▸ Selection
■ ■ ■ ■
Here, Christian Bale isn’t used as a star, but as a man, no more significant than any other.
Here, Christian Bale isn’t used as a star, but as a man, no more significant than any other.

The theme of Knight of Cups is set in its opening lines, which tell the story of a young prince who is sent by his father to look for a pearl, but loses his way and drinks himself into a deep sleep. Rick (Christian Bale) is, in a sense, this prince—a Los Angeles screenwriter who wanders through the city and various love relationships like a lost soul, always searching, always trying to understand what he’s after. He rarely speaks, and the conversations of others are usually muted or half-heard. The lines that matter are read as voice-over—everything else is dust, to be washed away by time.
■ ■ ■ ■
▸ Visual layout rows
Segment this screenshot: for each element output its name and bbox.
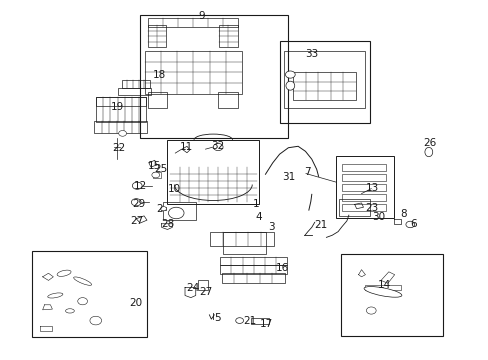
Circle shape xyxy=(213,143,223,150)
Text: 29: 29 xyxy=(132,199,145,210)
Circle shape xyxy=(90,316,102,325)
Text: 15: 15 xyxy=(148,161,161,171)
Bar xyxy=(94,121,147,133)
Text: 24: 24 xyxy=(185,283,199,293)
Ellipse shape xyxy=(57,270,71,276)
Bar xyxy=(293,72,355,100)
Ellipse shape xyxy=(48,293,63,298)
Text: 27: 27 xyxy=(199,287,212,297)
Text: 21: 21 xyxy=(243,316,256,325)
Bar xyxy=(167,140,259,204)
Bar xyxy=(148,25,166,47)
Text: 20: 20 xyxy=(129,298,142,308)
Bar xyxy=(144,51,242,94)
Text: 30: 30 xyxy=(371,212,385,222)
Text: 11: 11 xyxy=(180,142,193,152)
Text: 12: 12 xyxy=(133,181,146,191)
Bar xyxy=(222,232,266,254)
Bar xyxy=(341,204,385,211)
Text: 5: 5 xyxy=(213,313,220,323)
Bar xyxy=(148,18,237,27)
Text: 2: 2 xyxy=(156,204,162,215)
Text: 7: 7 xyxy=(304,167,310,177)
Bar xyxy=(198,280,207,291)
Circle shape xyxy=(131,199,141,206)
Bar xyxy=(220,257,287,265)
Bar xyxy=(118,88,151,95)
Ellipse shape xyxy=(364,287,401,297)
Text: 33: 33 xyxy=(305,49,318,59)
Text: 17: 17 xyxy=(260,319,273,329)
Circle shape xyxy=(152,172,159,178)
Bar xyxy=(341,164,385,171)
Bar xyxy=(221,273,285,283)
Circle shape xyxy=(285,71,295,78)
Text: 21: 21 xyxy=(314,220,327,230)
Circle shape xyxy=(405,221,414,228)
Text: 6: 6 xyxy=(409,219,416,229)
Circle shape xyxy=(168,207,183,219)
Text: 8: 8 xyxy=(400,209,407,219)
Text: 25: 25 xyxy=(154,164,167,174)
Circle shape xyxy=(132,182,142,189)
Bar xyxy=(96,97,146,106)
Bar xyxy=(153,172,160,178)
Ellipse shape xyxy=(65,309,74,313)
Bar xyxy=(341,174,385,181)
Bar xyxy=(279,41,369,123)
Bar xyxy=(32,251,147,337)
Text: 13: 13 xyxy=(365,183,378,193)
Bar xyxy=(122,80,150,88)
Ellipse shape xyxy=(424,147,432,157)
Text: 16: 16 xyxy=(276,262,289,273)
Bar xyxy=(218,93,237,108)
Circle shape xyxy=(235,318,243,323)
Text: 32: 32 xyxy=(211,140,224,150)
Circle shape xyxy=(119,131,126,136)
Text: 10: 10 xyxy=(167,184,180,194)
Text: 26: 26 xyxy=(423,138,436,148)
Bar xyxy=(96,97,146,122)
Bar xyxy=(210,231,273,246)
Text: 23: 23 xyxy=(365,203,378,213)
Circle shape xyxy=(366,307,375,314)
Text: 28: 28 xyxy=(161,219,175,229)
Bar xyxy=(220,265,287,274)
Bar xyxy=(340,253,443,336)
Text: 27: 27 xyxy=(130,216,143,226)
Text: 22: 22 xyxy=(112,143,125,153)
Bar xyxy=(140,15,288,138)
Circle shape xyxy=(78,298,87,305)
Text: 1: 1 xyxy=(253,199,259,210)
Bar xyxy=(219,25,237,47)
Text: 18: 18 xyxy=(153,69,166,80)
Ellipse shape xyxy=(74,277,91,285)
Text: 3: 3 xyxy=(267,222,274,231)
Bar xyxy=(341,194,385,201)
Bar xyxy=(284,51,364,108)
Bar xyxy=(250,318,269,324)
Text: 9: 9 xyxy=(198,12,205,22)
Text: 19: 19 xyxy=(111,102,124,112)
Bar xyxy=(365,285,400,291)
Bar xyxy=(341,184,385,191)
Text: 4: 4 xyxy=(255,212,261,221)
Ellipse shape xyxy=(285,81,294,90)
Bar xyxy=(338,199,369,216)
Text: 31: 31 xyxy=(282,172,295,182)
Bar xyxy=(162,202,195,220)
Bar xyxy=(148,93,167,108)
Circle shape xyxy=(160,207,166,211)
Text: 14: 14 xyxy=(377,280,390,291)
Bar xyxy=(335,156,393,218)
■ ■ ■ ■
▸ Problem requirements
Transcribe the Knight of Cups passage word for word. Begin at the words "The theme of" and stop after "away by time.".

▸ Output below
The theme of Knight of Cups is set in its opening lines, which tell the story of a young prince who is sent by his father to look for a pearl, but loses his way and drinks himself into a deep sleep. Rick (Christian Bale) is, in a sense, this prince—a Los Angeles screenwriter who wanders through the city and various love relationships like a lost soul, always searching, always trying to understand what he’s after. He rarely speaks, and the conversations of others are usually muted or half-heard. The lines that matter are read as voice-over—everything else is dust, to be washed away by time.